◆ Provided passage:
=====
I run this code on a table with 1800 small files around 200kb each.

nastra commented 4 months ago

Premature end of Content-Length delimited message body (expected: 297,221,738; received: 143,086,296) is likely indicating that either the client or the server prematurely closed the connection before retrieving/sending all the data. This is coming from the Apache HTTP client being used by the S3 client when it talks to S3. I'd suggest to take a look at the timeout settings in https://github.com/apache/iceberg/blob/29eebdd89efdcb9fb32e53325dfd2b29b9a3377b/aws/src/main/java/org/apache/iceberg/aws/HttpClientProperties.java#L83-L155 and play around with those.

Another theory would be that maybe the S3 client gets GC'd prematurely when you call the Spark procedure and thus ends up with that error.

If none of that helps, another alternative would be to switch from Apache HTTP client to url-connection-client via http-client.type=urlconnection (see L37ff in HttpClientProperties)

paulpaul1076 commented 4 months ago

@nastra the Scala code works fine, the problem is inside iceberg. It's Spark SQL that fails with this exception. I reproduced this 100 times, Scala works, Spark SQL fails.

I saw the code in iceberg that converts Spark SQL into RewriteDataFiles action, maybe there's a bug there, in that conversion.

nastra commented 4 months ago

@paulpaul1076 do you have a chance to try with http-client.type=urlconnection? It's of course also possible that there's a bug in RewriteDataFilesProcedure that went unnoticed. If you have an easy way to reproduce this and if you're interested in contributing, it would be great if you could submit a patch to address this issue (PRs are always welcome) and we'll get somebody to review it.
=====
◆ Data excerpt:

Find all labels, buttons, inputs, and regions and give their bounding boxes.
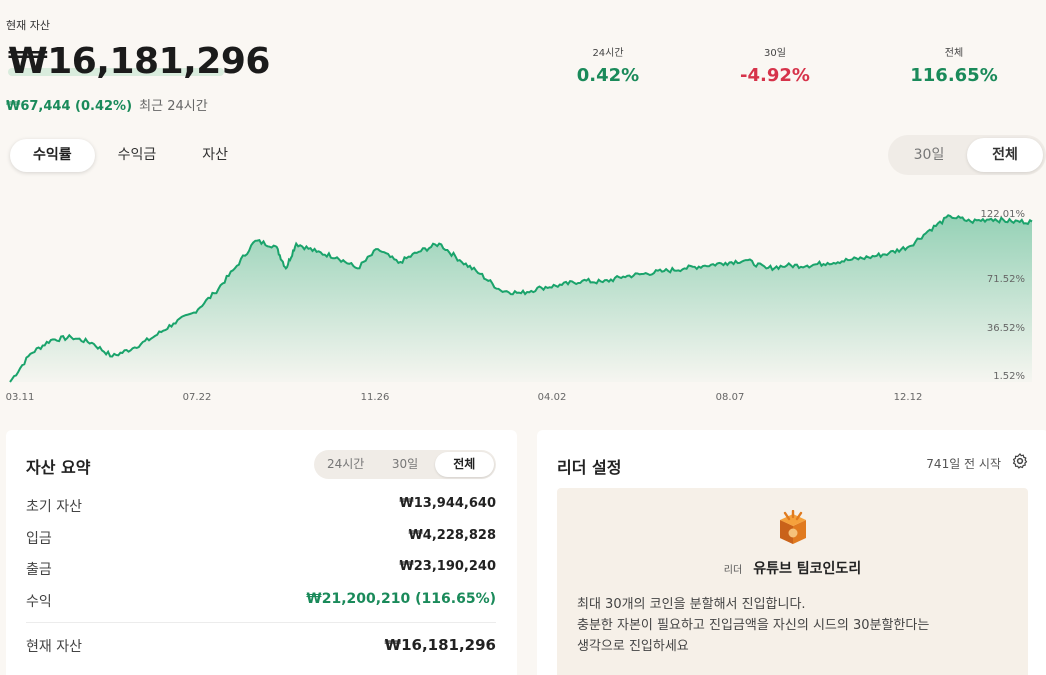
=====
◆ Objective 1: According to the thread excerpt, what setting is suggested for switching from the Apache HTTP client to the URL connection client?
◆ Objective 2: Reproduce verbatim the portion of the thread excerpt between "Another theory would" and "Spark SQL fails.", inclusive.

◆ Task response 1: http-client.type=urlconnection

◆ Task response 2:
Another theory would be that maybe the S3 client gets GC'd prematurely when you call the Spark procedure and thus ends up with that error.

If none of that helps, another alternative would be to switch from Apache HTTP client to url-connection-client via http-client.type=urlconnection (see L37ff in HttpClientProperties)

paulpaul1076 commented 4 months ago

@nastra the Scala code works fine, the problem is inside iceberg. It's Spark SQL that fails with this exception. I reproduced this 100 times, Scala works, Spark SQL fails.